### Exercise
Write out the material again word for word, dropping any images it holds.

### Data extract
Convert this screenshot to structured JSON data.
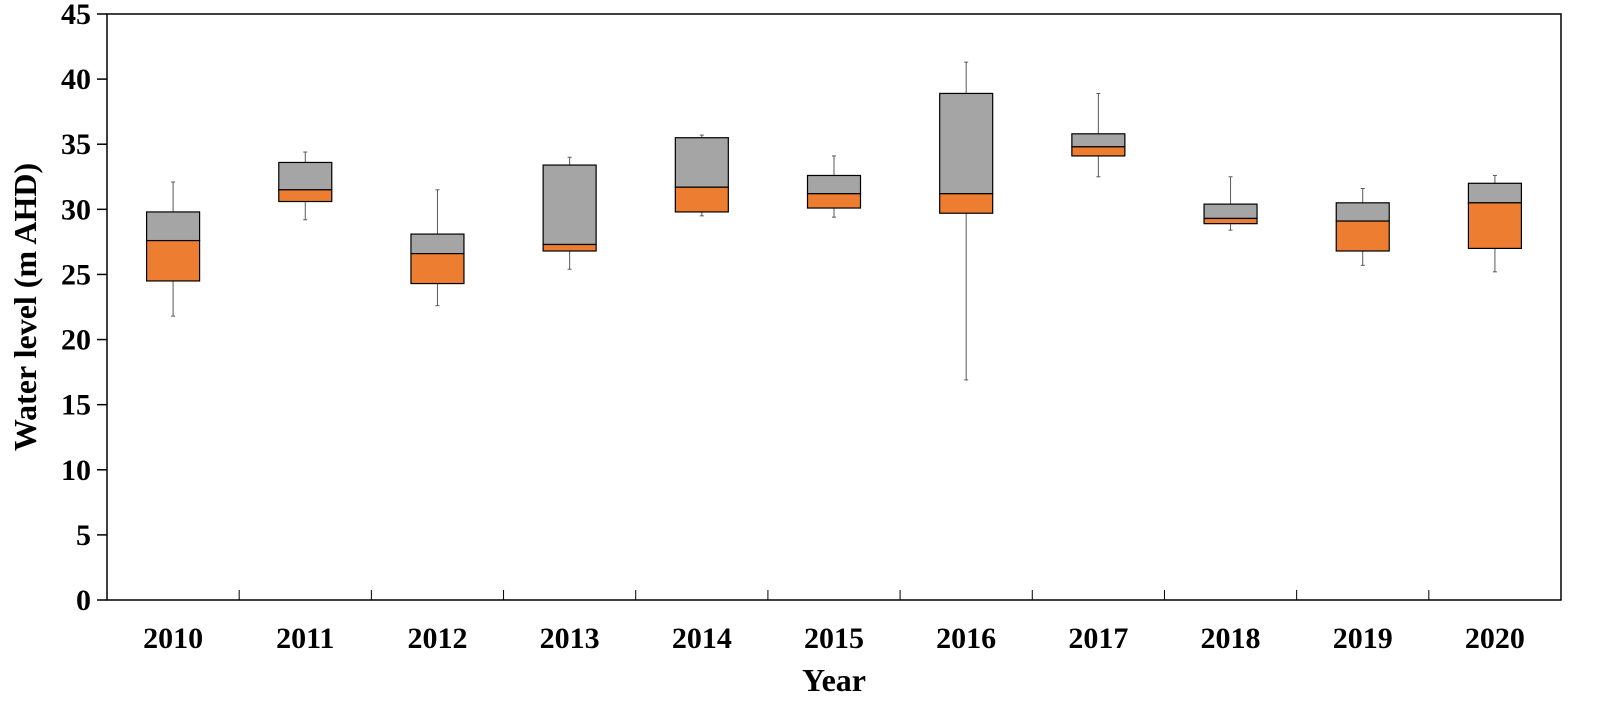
{
  "chart_data": {
    "type": "boxplot",
    "xlabel": "Year",
    "ylabel": "Water level (m AHD)",
    "ylim": [
      0,
      45
    ],
    "yticks": [
      0,
      5,
      10,
      15,
      20,
      25,
      30,
      35,
      40,
      45
    ],
    "grid": false,
    "legend": "none",
    "colors": {
      "lower_box": "#ed7d31",
      "upper_box": "#a5a5a5",
      "outline": "#000000",
      "whisker": "#595959"
    },
    "categories": [
      "2010",
      "2011",
      "2012",
      "2013",
      "2014",
      "2015",
      "2016",
      "2017",
      "2018",
      "2019",
      "2020"
    ],
    "boxes": [
      {
        "year": "2010",
        "min": 21.8,
        "q1": 24.5,
        "median": 27.6,
        "q3": 29.8,
        "max": 32.1
      },
      {
        "year": "2011",
        "min": 29.2,
        "q1": 30.6,
        "median": 31.5,
        "q3": 33.6,
        "max": 34.4
      },
      {
        "year": "2012",
        "min": 22.6,
        "q1": 24.3,
        "median": 26.6,
        "q3": 28.1,
        "max": 31.5
      },
      {
        "year": "2013",
        "min": 25.4,
        "q1": 26.8,
        "median": 27.3,
        "q3": 33.4,
        "max": 34.0
      },
      {
        "year": "2014",
        "min": 29.5,
        "q1": 29.8,
        "median": 31.7,
        "q3": 35.5,
        "max": 35.7
      },
      {
        "year": "2015",
        "min": 29.4,
        "q1": 30.1,
        "median": 31.2,
        "q3": 32.6,
        "max": 34.1
      },
      {
        "year": "2016",
        "min": 16.9,
        "q1": 29.7,
        "median": 31.2,
        "q3": 38.9,
        "max": 41.3
      },
      {
        "year": "2017",
        "min": 32.5,
        "q1": 34.1,
        "median": 34.8,
        "q3": 35.8,
        "max": 38.9
      },
      {
        "year": "2018",
        "min": 28.4,
        "q1": 28.9,
        "median": 29.3,
        "q3": 30.4,
        "max": 32.5
      },
      {
        "year": "2019",
        "min": 25.7,
        "q1": 26.8,
        "median": 29.1,
        "q3": 30.5,
        "max": 31.6
      },
      {
        "year": "2020",
        "min": 25.2,
        "q1": 27.0,
        "median": 30.5,
        "q3": 32.0,
        "max": 32.6
      }
    ]
  }
}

### Task solution
Convert this screenshot to structured JSON data.
{
  "chart_data": {
    "type": "boxplot",
    "xlabel": "Year",
    "ylabel": "Water level (m AHD)",
    "ylim": [
      0,
      45
    ],
    "yticks": [
      0,
      5,
      10,
      15,
      20,
      25,
      30,
      35,
      40,
      45
    ],
    "grid": false,
    "legend": "none",
    "colors": {
      "lower_box": "#ed7d31",
      "upper_box": "#a5a5a5",
      "outline": "#000000",
      "whisker": "#595959"
    },
    "categories": [
      "2010",
      "2011",
      "2012",
      "2013",
      "2014",
      "2015",
      "2016",
      "2017",
      "2018",
      "2019",
      "2020"
    ],
    "boxes": [
      {
        "year": "2010",
        "min": 21.8,
        "q1": 24.5,
        "median": 27.6,
        "q3": 29.8,
        "max": 32.1
      },
      {
        "year": "2011",
        "min": 29.2,
        "q1": 30.6,
        "median": 31.5,
        "q3": 33.6,
        "max": 34.4
      },
      {
        "year": "2012",
        "min": 22.6,
        "q1": 24.3,
        "median": 26.6,
        "q3": 28.1,
        "max": 31.5
      },
      {
        "year": "2013",
        "min": 25.4,
        "q1": 26.8,
        "median": 27.3,
        "q3": 33.4,
        "max": 34.0
      },
      {
        "year": "2014",
        "min": 29.5,
        "q1": 29.8,
        "median": 31.7,
        "q3": 35.5,
        "max": 35.7
      },
      {
        "year": "2015",
        "min": 29.4,
        "q1": 30.1,
        "median": 31.2,
        "q3": 32.6,
        "max": 34.1
      },
      {
        "year": "2016",
        "min": 16.9,
        "q1": 29.7,
        "median": 31.2,
        "q3": 38.9,
        "max": 41.3
      },
      {
        "year": "2017",
        "min": 32.5,
        "q1": 34.1,
        "median": 34.8,
        "q3": 35.8,
        "max": 38.9
      },
      {
        "year": "2018",
        "min": 28.4,
        "q1": 28.9,
        "median": 29.3,
        "q3": 30.4,
        "max": 32.5
      },
      {
        "year": "2019",
        "min": 25.7,
        "q1": 26.8,
        "median": 29.1,
        "q3": 30.5,
        "max": 31.6
      },
      {
        "year": "2020",
        "min": 25.2,
        "q1": 27.0,
        "median": 30.5,
        "q3": 32.0,
        "max": 32.6
      }
    ]
  }
}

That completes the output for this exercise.